# [PAGE TEXT]
>>>>
All work is creative work if done by a thinking mind.
-Ayn Rand, Atlas Shrugged
Blah.
This week in New York has been nothing but rain. And the greyness of the days has only been matched by the greyness of my small Harlem office as I tapped away at emails and lists of ideas for new services.
Monday and Tuesday were ok, but as Wednesday and then Thursday and then Friday wore wearily on, the color utterly drained out of my week.
So on late Friday evening I gave up trying to work and went for a walk.
I’d just recently finished The Greatest Show on Earth by Richard Dawkins. The next book on my iPod was Outliers, Malcolm Gladwell‘s latest, which I halfheartedly – and then with increasing excitement – listened to as I walked along through the evening mist.
Gladwell’s thesis is that no person of great wealth or fame or genius – the “outlier” of the title – gets that way solely through his own ingenuity or talent. All outliers are, says Gladwell, the beneficiaries of some sort of assistance which helps them rise to glory above their equally talented or deserving peers.
As I walked through the dark streets of New York listening to Malcolm Gladwell talk about Jewish garment workers in the 1920s, a sense of something came back to me. Something that had been missing for many days.
Hard work is a prison sentence only if it does not have meaning. Once it does, it becomes the kind of thing that makes you grab your wife around the waist and dance a jig.
-Malcolm Gladwell, Outliers
That was it. What I’d been missing. Not the meaning, per se, but the tie-in between the actions I am taking today and my ultimate success. The tie-ins between the (tedious, laborious, repetitive) work it takes to start up this business and my ultimate goals.
Goals.
I think it was Pam Slim who said in her book that “hating your boss is not a business plan” and (in much nicer terms than the following) that those people who never go beyond hating their boss end up failing at business.
The people who never have a goal larger than “I want to stop working for The Man” don’t make very good entrepreneurs.
So…
What is the goal of your business? Simply to feed your family? It can’t be just that – working for someone else would feed them just as well. (Better, some months.) To be your own boss? Well… that’s not an end in itself. What would you want to be your own boss for? The goal is probably deeper than either of those two things.
The goal, I’ll postulate, is to create some sort of meaning for yourself. A deeper meaning that involves more than just the work you’re doing – the designing or crafting or writing or speaking or whatever activity you’re getting paid for.
A deeper meaning?
So… why is it that we – you and I – keep going? What is the meaning of owning your own business? Of being an entrepreneur?
Here’s the meaning I’m trying to create with inspirIT:
1. Helping the people the world needs overcome the technological hurdles that are preventing them from doing the things that only they can do.
2. Living our (mine, Greg’s, James’s) values by working with and for the people who we admire, and whose message and/or purpose we support.
3. Giving the people we work with techno-joy instead of techno-fear. Teaching them that all problems are solvable.
Each of these things represents a huge positive change in someone’s life – and, hopefully, in the world at large.
What’s yours?
<<<<
# [THINGS TO DO]
A) In the post on work and meaning, what book was the writer listening to during the Friday evening walk?
B) Please transcribe the post on work and meaning, starting at "All work is" and ending at "the evening mist.".

# [DATASET RECORDS]
>>>>
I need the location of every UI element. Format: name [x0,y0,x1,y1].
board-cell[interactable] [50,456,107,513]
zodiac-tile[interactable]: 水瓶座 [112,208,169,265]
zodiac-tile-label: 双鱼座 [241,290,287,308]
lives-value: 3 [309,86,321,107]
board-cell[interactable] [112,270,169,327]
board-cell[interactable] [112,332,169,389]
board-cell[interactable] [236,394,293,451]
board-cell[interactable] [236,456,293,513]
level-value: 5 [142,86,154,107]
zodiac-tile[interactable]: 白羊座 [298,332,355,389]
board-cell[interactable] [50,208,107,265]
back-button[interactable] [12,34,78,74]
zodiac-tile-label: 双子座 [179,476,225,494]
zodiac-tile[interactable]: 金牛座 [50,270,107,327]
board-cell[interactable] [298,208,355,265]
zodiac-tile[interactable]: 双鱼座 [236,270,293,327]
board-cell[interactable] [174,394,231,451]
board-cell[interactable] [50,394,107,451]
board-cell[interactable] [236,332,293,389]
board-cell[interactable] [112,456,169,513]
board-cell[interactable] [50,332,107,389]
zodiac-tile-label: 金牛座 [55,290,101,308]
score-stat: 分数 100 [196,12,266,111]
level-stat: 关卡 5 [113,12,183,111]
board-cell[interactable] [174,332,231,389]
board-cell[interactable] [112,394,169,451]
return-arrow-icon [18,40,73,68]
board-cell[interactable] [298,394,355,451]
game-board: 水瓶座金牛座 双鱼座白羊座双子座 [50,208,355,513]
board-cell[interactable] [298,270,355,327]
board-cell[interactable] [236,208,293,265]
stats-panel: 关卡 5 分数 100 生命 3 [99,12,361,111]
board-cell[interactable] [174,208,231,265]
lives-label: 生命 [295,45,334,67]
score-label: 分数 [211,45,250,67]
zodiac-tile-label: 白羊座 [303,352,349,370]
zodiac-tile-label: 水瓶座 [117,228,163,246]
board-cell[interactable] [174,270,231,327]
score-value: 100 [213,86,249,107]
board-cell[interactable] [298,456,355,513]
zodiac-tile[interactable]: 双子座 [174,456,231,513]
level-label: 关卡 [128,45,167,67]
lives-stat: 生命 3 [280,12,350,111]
<<<<
# [SOLUTION LIST]
A) Outliers, by Malcolm Gladwell.

B)
All work is creative work if done by a thinking mind.
-Ayn Rand, Atlas Shrugged
Blah.
This week in New York has been nothing but rain. And the greyness of the days has only been matched by the greyness of my small Harlem office as I tapped away at emails and lists of ideas for new services.
Monday and Tuesday were ok, but as Wednesday and then Thursday and then Friday wore wearily on, the color utterly drained out of my week.
So on late Friday evening I gave up trying to work and went for a walk.
I’d just recently finished The Greatest Show on Earth by Richard Dawkins. The next book on my iPod was Outliers, Malcolm Gladwell‘s latest, which I halfheartedly – and then with increasing excitement – listened to as I walked along through the evening mist.